* **PROBLEM TO WORK ON**: Return each line containing the string "this".

(Lines of data)
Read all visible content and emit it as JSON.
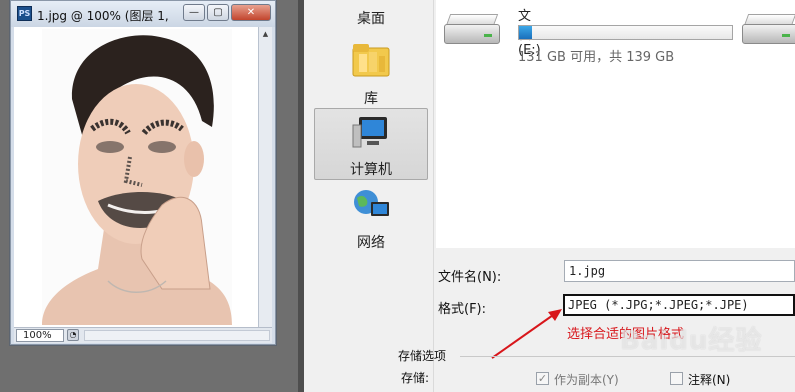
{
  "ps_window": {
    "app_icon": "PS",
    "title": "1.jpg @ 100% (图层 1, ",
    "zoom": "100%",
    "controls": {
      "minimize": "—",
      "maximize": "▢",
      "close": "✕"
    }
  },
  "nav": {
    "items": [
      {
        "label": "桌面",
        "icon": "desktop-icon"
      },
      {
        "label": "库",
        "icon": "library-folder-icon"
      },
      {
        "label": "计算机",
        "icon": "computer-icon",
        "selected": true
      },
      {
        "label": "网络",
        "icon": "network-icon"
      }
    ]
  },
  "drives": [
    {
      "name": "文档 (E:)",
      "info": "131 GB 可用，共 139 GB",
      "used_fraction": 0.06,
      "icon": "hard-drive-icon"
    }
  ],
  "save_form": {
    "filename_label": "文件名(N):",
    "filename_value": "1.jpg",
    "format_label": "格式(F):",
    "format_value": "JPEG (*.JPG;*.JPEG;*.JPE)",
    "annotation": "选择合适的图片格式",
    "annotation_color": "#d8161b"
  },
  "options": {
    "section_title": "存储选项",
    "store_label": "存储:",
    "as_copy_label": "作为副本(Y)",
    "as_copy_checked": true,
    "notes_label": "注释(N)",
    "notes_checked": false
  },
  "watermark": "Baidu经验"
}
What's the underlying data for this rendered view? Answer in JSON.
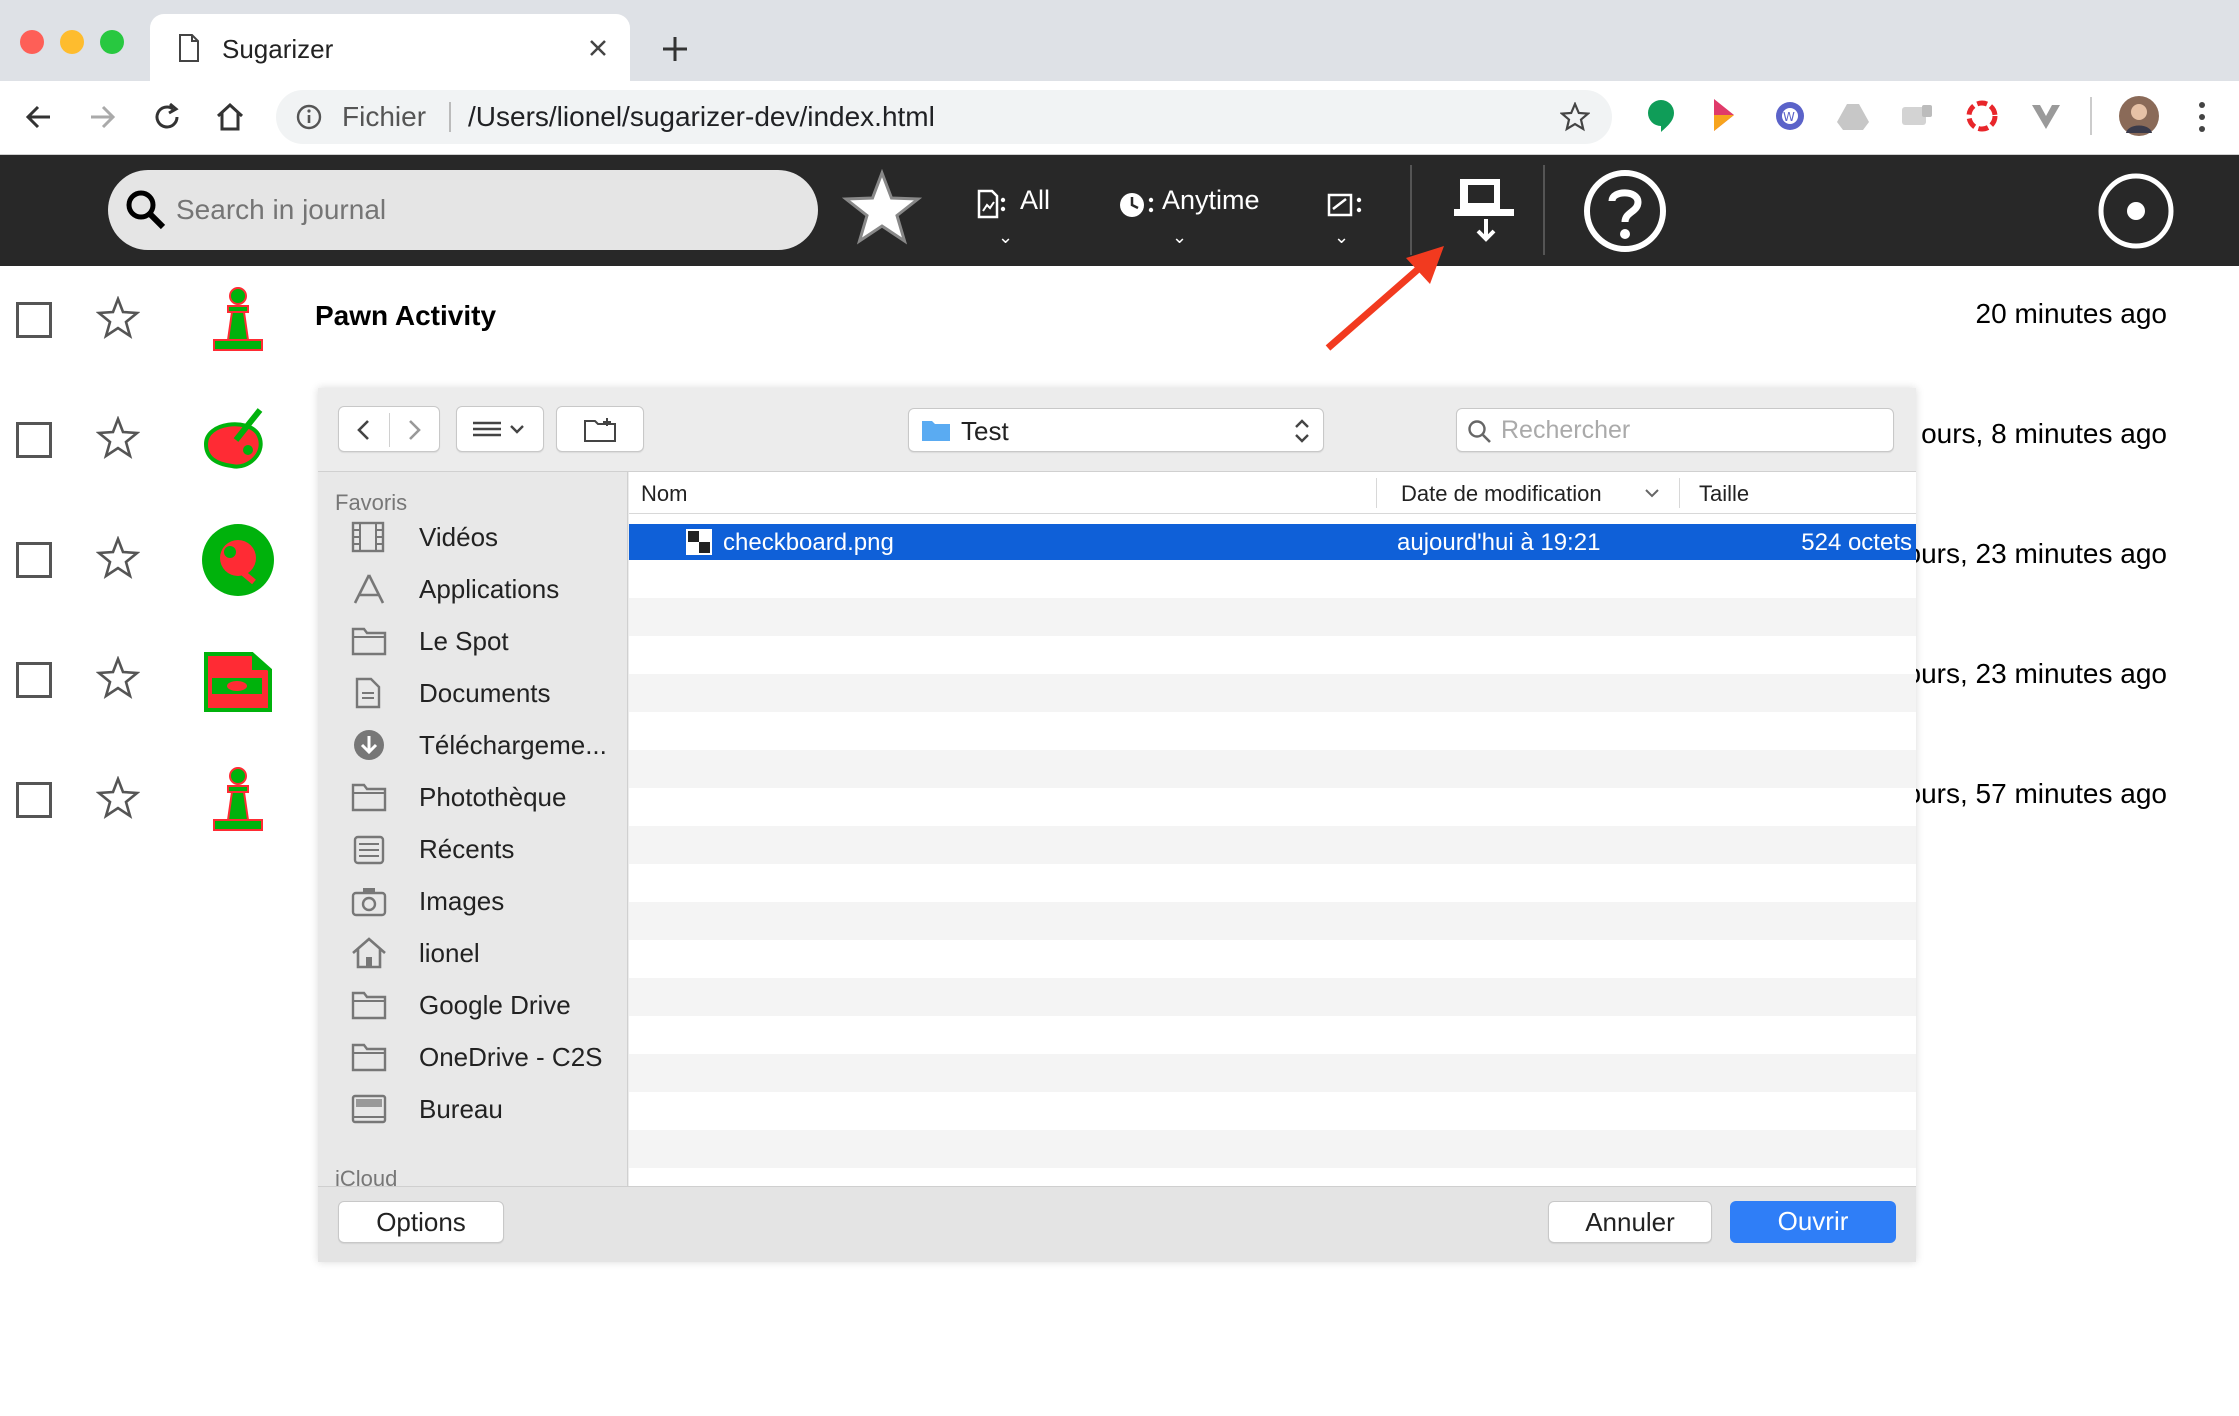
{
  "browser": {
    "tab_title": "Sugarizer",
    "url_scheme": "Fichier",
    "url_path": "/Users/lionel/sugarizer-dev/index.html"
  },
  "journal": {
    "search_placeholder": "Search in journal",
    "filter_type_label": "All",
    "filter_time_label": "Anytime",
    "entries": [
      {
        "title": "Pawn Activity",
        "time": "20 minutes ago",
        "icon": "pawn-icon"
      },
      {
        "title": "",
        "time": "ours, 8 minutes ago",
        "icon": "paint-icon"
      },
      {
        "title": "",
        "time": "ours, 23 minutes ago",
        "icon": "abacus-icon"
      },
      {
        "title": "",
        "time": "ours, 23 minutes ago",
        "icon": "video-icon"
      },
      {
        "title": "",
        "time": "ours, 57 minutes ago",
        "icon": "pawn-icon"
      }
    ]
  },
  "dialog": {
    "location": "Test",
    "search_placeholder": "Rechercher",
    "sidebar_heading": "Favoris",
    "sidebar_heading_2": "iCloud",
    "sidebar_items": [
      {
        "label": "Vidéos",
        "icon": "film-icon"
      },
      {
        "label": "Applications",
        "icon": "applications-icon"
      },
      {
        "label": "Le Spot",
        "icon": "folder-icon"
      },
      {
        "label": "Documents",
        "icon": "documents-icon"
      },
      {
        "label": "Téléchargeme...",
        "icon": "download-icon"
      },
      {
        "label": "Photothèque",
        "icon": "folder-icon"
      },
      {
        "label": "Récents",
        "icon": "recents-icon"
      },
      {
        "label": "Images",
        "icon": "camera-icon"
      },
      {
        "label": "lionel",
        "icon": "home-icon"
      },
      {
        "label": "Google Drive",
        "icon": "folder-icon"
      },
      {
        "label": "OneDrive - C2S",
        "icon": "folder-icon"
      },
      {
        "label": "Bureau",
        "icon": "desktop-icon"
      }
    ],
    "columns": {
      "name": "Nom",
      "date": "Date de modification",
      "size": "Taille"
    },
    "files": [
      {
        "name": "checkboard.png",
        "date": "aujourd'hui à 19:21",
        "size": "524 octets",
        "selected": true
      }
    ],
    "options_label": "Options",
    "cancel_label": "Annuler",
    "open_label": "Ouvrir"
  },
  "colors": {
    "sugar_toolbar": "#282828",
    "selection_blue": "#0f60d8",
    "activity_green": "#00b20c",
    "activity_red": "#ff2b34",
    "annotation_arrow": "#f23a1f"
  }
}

...

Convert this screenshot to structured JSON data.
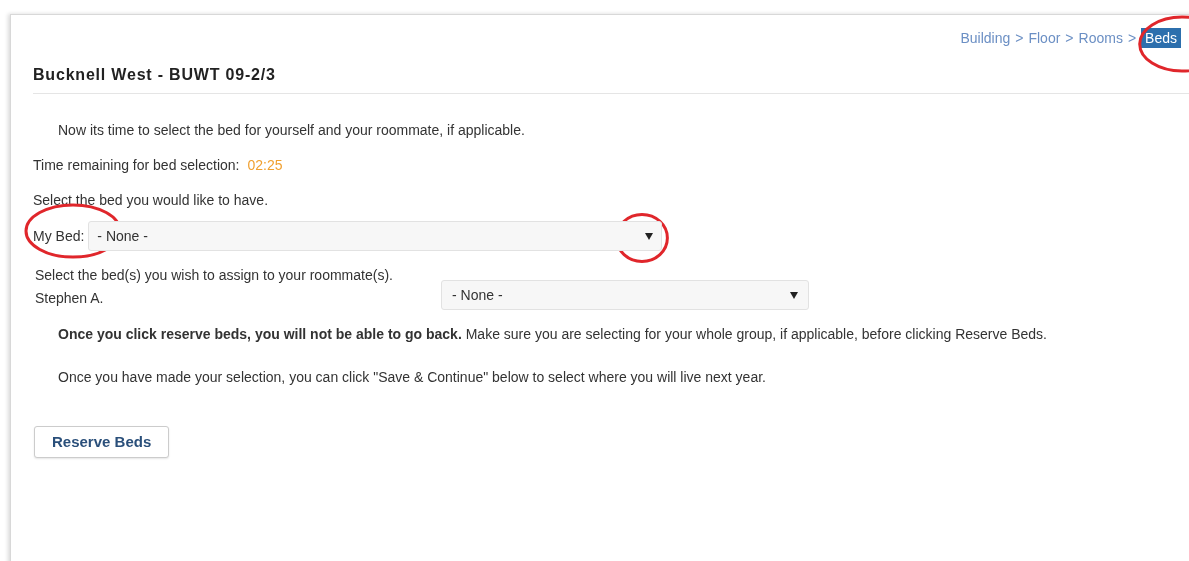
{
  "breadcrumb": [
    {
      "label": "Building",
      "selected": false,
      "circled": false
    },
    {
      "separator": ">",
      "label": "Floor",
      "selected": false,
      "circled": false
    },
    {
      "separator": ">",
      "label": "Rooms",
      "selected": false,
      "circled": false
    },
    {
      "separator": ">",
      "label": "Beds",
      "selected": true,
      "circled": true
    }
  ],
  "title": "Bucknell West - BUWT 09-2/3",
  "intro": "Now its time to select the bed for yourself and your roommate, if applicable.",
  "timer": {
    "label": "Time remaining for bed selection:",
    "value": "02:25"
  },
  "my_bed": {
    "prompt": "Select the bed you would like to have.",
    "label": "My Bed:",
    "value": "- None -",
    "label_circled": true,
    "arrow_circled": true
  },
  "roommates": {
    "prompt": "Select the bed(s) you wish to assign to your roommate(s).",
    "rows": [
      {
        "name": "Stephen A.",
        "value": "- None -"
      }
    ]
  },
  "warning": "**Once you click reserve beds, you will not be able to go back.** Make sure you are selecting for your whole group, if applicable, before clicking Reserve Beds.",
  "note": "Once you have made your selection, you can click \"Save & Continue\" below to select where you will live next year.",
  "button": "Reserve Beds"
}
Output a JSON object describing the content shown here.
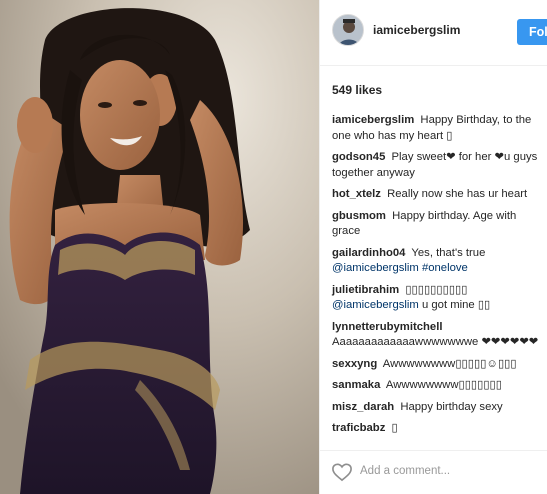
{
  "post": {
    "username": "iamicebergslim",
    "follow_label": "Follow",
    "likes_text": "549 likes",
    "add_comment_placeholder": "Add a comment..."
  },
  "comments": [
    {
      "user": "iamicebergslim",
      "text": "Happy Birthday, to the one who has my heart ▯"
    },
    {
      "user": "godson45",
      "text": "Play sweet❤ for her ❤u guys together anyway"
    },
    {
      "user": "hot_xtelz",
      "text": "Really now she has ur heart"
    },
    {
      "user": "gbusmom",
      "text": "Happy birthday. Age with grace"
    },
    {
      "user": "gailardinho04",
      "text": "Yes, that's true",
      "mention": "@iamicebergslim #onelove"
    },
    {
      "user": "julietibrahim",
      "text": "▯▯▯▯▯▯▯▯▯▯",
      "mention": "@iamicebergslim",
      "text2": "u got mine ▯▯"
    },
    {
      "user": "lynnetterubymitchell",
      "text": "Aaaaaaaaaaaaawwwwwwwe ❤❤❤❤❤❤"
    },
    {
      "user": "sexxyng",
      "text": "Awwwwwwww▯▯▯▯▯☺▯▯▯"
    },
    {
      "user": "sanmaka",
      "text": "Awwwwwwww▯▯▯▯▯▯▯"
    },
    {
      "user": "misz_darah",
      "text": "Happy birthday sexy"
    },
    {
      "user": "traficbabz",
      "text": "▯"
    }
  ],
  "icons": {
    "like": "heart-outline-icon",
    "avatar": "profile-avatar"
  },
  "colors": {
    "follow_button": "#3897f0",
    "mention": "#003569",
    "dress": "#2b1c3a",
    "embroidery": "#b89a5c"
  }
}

* * *

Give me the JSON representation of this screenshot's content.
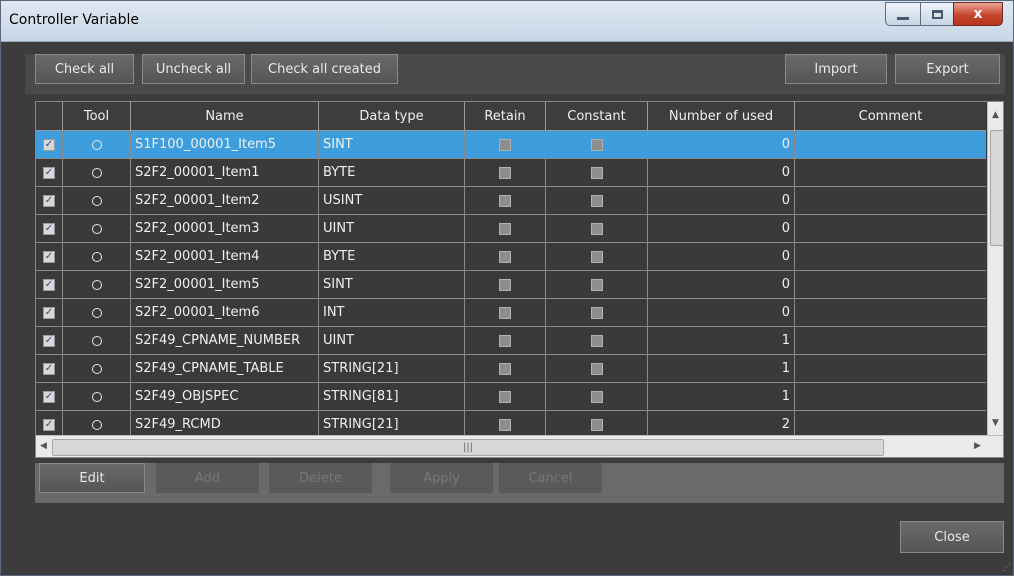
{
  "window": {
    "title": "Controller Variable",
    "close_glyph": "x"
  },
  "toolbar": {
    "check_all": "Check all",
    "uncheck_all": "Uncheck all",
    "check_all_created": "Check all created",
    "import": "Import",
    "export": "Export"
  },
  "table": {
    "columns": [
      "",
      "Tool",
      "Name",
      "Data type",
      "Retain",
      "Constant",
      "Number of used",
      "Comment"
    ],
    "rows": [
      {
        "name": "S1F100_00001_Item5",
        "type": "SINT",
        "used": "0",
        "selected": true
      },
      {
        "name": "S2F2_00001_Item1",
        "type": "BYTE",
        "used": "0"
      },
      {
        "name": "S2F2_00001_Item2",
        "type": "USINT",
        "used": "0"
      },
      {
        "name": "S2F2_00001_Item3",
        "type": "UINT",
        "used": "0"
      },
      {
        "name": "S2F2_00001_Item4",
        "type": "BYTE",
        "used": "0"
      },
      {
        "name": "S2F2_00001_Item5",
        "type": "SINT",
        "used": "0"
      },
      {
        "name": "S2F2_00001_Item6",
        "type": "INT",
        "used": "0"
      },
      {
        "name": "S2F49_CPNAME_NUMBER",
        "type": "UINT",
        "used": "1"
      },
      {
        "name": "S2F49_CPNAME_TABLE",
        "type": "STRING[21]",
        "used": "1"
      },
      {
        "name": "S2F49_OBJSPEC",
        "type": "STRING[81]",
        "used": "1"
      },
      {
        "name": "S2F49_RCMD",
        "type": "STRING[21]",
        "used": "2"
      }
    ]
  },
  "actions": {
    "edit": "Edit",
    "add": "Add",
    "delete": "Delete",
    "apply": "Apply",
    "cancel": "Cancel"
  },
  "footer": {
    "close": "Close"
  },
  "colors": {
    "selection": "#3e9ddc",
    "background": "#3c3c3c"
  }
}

* **WORKED SOLUTION**:
What's the underlying data for this rendered view? Answer in JSON.
Convert this screenshot to structured JSON data.
Give me the JSON representation of this screenshot's content.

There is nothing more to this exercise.